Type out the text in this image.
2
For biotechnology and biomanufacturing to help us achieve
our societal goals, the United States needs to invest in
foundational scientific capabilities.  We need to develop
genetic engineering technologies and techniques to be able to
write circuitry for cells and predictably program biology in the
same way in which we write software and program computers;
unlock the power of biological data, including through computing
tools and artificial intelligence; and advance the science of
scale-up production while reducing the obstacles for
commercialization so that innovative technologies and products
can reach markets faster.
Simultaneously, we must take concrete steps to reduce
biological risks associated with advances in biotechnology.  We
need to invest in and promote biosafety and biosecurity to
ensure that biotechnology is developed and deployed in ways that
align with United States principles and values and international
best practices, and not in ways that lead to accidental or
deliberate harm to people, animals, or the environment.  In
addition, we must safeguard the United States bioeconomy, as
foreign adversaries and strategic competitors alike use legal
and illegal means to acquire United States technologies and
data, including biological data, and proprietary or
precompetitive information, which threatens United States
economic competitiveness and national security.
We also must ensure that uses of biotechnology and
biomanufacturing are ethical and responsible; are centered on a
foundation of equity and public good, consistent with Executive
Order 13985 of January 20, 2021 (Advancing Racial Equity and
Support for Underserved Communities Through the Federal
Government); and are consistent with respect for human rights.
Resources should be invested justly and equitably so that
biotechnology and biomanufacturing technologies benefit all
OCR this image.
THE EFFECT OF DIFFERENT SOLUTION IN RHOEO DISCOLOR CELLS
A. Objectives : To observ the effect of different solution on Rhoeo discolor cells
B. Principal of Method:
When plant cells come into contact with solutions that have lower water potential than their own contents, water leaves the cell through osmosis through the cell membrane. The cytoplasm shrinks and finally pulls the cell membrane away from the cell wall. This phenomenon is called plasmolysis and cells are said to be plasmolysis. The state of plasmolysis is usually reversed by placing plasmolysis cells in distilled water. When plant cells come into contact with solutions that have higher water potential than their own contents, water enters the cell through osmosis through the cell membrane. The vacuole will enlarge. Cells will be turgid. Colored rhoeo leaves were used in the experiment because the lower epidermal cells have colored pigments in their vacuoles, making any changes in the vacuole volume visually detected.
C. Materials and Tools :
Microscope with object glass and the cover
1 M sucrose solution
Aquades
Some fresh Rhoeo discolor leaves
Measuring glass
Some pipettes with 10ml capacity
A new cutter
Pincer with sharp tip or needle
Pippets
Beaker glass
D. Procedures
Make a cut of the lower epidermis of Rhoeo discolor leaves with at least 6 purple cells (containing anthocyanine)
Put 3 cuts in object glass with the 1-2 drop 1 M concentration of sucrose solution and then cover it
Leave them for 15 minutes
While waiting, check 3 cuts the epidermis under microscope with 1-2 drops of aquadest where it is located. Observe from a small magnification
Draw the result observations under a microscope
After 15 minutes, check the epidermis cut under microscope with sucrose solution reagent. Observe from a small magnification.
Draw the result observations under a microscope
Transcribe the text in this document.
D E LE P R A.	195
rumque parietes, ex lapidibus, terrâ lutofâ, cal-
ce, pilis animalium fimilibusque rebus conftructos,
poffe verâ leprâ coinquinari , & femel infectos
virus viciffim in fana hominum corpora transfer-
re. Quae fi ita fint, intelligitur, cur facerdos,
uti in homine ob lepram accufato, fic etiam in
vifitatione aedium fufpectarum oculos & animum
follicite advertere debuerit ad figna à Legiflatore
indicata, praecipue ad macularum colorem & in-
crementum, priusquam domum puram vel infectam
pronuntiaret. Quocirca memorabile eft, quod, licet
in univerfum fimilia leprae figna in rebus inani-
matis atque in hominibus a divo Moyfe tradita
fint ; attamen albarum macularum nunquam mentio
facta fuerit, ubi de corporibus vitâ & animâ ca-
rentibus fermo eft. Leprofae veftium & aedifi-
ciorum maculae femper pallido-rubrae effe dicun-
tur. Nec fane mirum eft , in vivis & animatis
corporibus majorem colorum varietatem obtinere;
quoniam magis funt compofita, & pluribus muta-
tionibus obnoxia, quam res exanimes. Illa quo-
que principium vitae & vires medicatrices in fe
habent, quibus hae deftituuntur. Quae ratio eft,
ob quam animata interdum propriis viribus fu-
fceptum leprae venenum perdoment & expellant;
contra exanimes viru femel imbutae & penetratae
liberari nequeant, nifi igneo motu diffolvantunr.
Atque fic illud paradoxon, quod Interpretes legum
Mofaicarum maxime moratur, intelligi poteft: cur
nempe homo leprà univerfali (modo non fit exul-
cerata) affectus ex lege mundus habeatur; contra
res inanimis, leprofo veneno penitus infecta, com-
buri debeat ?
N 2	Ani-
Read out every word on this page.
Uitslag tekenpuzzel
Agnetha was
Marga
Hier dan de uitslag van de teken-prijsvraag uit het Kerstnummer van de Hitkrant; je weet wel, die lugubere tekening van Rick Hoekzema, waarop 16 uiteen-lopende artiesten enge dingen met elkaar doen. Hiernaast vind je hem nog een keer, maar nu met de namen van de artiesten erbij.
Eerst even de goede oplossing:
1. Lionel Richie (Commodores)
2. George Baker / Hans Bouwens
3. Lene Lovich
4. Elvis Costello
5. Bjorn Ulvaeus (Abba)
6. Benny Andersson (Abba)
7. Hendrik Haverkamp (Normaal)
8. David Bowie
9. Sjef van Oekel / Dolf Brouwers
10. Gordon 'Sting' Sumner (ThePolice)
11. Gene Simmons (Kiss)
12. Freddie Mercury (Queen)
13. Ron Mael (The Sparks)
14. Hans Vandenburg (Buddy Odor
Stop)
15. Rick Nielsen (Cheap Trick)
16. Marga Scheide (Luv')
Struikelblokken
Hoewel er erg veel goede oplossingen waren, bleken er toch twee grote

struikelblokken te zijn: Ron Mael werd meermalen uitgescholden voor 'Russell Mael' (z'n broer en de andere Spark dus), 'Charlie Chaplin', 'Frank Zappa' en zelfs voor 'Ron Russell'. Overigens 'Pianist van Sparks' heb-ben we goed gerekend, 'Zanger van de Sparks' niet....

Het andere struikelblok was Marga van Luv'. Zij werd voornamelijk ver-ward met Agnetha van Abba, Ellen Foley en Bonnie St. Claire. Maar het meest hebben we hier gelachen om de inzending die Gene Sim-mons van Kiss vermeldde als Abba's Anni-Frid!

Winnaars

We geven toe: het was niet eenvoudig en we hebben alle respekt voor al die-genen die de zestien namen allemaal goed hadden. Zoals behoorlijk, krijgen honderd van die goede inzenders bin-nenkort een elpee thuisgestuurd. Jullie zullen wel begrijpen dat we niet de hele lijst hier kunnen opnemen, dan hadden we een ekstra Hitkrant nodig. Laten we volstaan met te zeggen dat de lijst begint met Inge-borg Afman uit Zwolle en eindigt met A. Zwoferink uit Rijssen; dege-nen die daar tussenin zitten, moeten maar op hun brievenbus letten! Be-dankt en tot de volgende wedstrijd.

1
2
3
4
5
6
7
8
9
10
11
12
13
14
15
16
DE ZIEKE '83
# # # # #
## Activity
Could you report how many lines of the listing above hold "Mael"? Only the number is needed.

## Solution to the exercise
2